TO DO
Restate, word for word, all of the material shown below.

[Rows from a dataset]
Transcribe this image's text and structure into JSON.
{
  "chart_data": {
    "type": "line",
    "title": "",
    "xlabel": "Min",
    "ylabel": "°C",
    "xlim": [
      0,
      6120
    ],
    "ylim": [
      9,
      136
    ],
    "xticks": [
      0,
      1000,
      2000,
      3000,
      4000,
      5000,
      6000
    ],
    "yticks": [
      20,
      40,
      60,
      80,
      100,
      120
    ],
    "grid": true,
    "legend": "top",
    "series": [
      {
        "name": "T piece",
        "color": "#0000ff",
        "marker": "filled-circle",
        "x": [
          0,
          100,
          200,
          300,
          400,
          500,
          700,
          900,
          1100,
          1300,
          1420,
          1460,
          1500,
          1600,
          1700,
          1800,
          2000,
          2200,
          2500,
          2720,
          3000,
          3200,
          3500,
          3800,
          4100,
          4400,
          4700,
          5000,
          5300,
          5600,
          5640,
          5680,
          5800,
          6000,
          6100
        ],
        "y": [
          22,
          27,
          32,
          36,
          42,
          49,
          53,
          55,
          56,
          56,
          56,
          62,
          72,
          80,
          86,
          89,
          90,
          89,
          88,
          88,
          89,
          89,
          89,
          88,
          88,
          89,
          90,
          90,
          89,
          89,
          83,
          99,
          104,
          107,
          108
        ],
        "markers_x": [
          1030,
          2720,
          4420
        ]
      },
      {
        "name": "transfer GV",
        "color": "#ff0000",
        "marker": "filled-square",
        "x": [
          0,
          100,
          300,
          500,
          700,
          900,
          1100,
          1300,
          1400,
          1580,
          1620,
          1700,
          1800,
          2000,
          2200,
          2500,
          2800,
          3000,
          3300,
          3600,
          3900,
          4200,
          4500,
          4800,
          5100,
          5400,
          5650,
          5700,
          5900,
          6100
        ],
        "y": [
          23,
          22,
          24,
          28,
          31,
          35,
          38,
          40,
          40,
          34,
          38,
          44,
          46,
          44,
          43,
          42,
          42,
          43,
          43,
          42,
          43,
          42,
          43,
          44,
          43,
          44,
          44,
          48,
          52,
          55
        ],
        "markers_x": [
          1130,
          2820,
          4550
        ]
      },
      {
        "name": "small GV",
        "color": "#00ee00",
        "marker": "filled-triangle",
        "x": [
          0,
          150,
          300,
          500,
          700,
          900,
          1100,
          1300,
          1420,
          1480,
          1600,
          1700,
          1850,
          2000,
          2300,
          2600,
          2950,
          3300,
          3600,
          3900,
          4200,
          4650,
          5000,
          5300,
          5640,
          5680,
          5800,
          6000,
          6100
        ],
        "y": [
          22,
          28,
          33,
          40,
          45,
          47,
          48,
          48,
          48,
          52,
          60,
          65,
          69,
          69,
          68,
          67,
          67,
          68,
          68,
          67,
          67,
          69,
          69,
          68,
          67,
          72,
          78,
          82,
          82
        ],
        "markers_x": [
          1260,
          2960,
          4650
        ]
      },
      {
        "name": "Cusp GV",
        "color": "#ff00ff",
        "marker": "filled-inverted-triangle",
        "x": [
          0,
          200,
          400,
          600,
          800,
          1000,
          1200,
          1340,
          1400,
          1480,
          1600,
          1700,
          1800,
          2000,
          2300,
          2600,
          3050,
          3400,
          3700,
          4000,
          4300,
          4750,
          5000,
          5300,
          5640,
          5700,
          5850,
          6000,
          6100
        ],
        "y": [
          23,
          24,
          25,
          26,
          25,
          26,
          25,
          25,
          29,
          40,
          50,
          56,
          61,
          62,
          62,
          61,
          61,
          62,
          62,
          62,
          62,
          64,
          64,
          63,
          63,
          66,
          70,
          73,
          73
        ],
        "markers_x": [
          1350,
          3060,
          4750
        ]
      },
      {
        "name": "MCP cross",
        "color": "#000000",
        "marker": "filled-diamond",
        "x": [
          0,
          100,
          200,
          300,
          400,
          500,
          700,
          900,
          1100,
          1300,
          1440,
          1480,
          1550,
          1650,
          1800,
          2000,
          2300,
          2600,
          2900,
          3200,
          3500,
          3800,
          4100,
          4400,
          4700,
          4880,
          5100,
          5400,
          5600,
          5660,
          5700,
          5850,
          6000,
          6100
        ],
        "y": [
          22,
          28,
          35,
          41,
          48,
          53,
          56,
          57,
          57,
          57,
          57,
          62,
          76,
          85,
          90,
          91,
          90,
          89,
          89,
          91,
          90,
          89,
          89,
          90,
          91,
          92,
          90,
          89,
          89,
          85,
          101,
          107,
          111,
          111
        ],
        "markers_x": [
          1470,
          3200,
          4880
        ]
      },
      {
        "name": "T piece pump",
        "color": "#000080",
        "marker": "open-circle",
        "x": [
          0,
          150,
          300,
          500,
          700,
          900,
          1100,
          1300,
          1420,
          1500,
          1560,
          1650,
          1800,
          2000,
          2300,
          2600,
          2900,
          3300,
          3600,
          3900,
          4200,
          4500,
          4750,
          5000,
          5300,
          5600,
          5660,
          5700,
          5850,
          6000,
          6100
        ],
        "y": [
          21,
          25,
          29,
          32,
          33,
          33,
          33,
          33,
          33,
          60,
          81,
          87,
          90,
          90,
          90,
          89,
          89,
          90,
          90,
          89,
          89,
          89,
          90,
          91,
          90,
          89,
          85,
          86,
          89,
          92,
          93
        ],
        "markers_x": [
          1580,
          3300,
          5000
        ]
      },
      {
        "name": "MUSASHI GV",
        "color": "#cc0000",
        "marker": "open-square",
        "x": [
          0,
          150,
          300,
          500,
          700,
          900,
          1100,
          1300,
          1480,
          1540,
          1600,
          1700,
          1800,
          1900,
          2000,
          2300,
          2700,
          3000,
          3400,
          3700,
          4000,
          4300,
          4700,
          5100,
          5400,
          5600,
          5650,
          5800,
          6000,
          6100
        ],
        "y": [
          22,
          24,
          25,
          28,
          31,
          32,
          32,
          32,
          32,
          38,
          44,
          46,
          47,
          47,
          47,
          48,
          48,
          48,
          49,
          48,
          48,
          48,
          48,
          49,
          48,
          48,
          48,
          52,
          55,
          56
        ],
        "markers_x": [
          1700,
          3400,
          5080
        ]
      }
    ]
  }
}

RESULT BELOW
Transcribe this image's text and structure into JSON.
{
  "chart_data": {
    "type": "line",
    "title": "",
    "xlabel": "Min",
    "ylabel": "°C",
    "xlim": [
      0,
      6120
    ],
    "ylim": [
      9,
      136
    ],
    "xticks": [
      0,
      1000,
      2000,
      3000,
      4000,
      5000,
      6000
    ],
    "yticks": [
      20,
      40,
      60,
      80,
      100,
      120
    ],
    "grid": true,
    "legend": "top",
    "series": [
      {
        "name": "T piece",
        "color": "#0000ff",
        "marker": "filled-circle",
        "x": [
          0,
          100,
          200,
          300,
          400,
          500,
          700,
          900,
          1100,
          1300,
          1420,
          1460,
          1500,
          1600,
          1700,
          1800,
          2000,
          2200,
          2500,
          2720,
          3000,
          3200,
          3500,
          3800,
          4100,
          4400,
          4700,
          5000,
          5300,
          5600,
          5640,
          5680,
          5800,
          6000,
          6100
        ],
        "y": [
          22,
          27,
          32,
          36,
          42,
          49,
          53,
          55,
          56,
          56,
          56,
          62,
          72,
          80,
          86,
          89,
          90,
          89,
          88,
          88,
          89,
          89,
          89,
          88,
          88,
          89,
          90,
          90,
          89,
          89,
          83,
          99,
          104,
          107,
          108
        ],
        "markers_x": [
          1030,
          2720,
          4420
        ]
      },
      {
        "name": "transfer GV",
        "color": "#ff0000",
        "marker": "filled-square",
        "x": [
          0,
          100,
          300,
          500,
          700,
          900,
          1100,
          1300,
          1400,
          1580,
          1620,
          1700,
          1800,
          2000,
          2200,
          2500,
          2800,
          3000,
          3300,
          3600,
          3900,
          4200,
          4500,
          4800,
          5100,
          5400,
          5650,
          5700,
          5900,
          6100
        ],
        "y": [
          23,
          22,
          24,
          28,
          31,
          35,
          38,
          40,
          40,
          34,
          38,
          44,
          46,
          44,
          43,
          42,
          42,
          43,
          43,
          42,
          43,
          42,
          43,
          44,
          43,
          44,
          44,
          48,
          52,
          55
        ],
        "markers_x": [
          1130,
          2820,
          4550
        ]
      },
      {
        "name": "small GV",
        "color": "#00ee00",
        "marker": "filled-triangle",
        "x": [
          0,
          150,
          300,
          500,
          700,
          900,
          1100,
          1300,
          1420,
          1480,
          1600,
          1700,
          1850,
          2000,
          2300,
          2600,
          2950,
          3300,
          3600,
          3900,
          4200,
          4650,
          5000,
          5300,
          5640,
          5680,
          5800,
          6000,
          6100
        ],
        "y": [
          22,
          28,
          33,
          40,
          45,
          47,
          48,
          48,
          48,
          52,
          60,
          65,
          69,
          69,
          68,
          67,
          67,
          68,
          68,
          67,
          67,
          69,
          69,
          68,
          67,
          72,
          78,
          82,
          82
        ],
        "markers_x": [
          1260,
          2960,
          4650
        ]
      },
      {
        "name": "Cusp GV",
        "color": "#ff00ff",
        "marker": "filled-inverted-triangle",
        "x": [
          0,
          200,
          400,
          600,
          800,
          1000,
          1200,
          1340,
          1400,
          1480,
          1600,
          1700,
          1800,
          2000,
          2300,
          2600,
          3050,
          3400,
          3700,
          4000,
          4300,
          4750,
          5000,
          5300,
          5640,
          5700,
          5850,
          6000,
          6100
        ],
        "y": [
          23,
          24,
          25,
          26,
          25,
          26,
          25,
          25,
          29,
          40,
          50,
          56,
          61,
          62,
          62,
          61,
          61,
          62,
          62,
          62,
          62,
          64,
          64,
          63,
          63,
          66,
          70,
          73,
          73
        ],
        "markers_x": [
          1350,
          3060,
          4750
        ]
      },
      {
        "name": "MCP cross",
        "color": "#000000",
        "marker": "filled-diamond",
        "x": [
          0,
          100,
          200,
          300,
          400,
          500,
          700,
          900,
          1100,
          1300,
          1440,
          1480,
          1550,
          1650,
          1800,
          2000,
          2300,
          2600,
          2900,
          3200,
          3500,
          3800,
          4100,
          4400,
          4700,
          4880,
          5100,
          5400,
          5600,
          5660,
          5700,
          5850,
          6000,
          6100
        ],
        "y": [
          22,
          28,
          35,
          41,
          48,
          53,
          56,
          57,
          57,
          57,
          57,
          62,
          76,
          85,
          90,
          91,
          90,
          89,
          89,
          91,
          90,
          89,
          89,
          90,
          91,
          92,
          90,
          89,
          89,
          85,
          101,
          107,
          111,
          111
        ],
        "markers_x": [
          1470,
          3200,
          4880
        ]
      },
      {
        "name": "T piece pump",
        "color": "#000080",
        "marker": "open-circle",
        "x": [
          0,
          150,
          300,
          500,
          700,
          900,
          1100,
          1300,
          1420,
          1500,
          1560,
          1650,
          1800,
          2000,
          2300,
          2600,
          2900,
          3300,
          3600,
          3900,
          4200,
          4500,
          4750,
          5000,
          5300,
          5600,
          5660,
          5700,
          5850,
          6000,
          6100
        ],
        "y": [
          21,
          25,
          29,
          32,
          33,
          33,
          33,
          33,
          33,
          60,
          81,
          87,
          90,
          90,
          90,
          89,
          89,
          90,
          90,
          89,
          89,
          89,
          90,
          91,
          90,
          89,
          85,
          86,
          89,
          92,
          93
        ],
        "markers_x": [
          1580,
          3300,
          5000
        ]
      },
      {
        "name": "MUSASHI GV",
        "color": "#cc0000",
        "marker": "open-square",
        "x": [
          0,
          150,
          300,
          500,
          700,
          900,
          1100,
          1300,
          1480,
          1540,
          1600,
          1700,
          1800,
          1900,
          2000,
          2300,
          2700,
          3000,
          3400,
          3700,
          4000,
          4300,
          4700,
          5100,
          5400,
          5600,
          5650,
          5800,
          6000,
          6100
        ],
        "y": [
          22,
          24,
          25,
          28,
          31,
          32,
          32,
          32,
          32,
          38,
          44,
          46,
          47,
          47,
          47,
          48,
          48,
          48,
          49,
          48,
          48,
          48,
          48,
          49,
          48,
          48,
          48,
          52,
          55,
          56
        ],
        "markers_x": [
          1700,
          3400,
          5080
        ]
      }
    ]
  }
}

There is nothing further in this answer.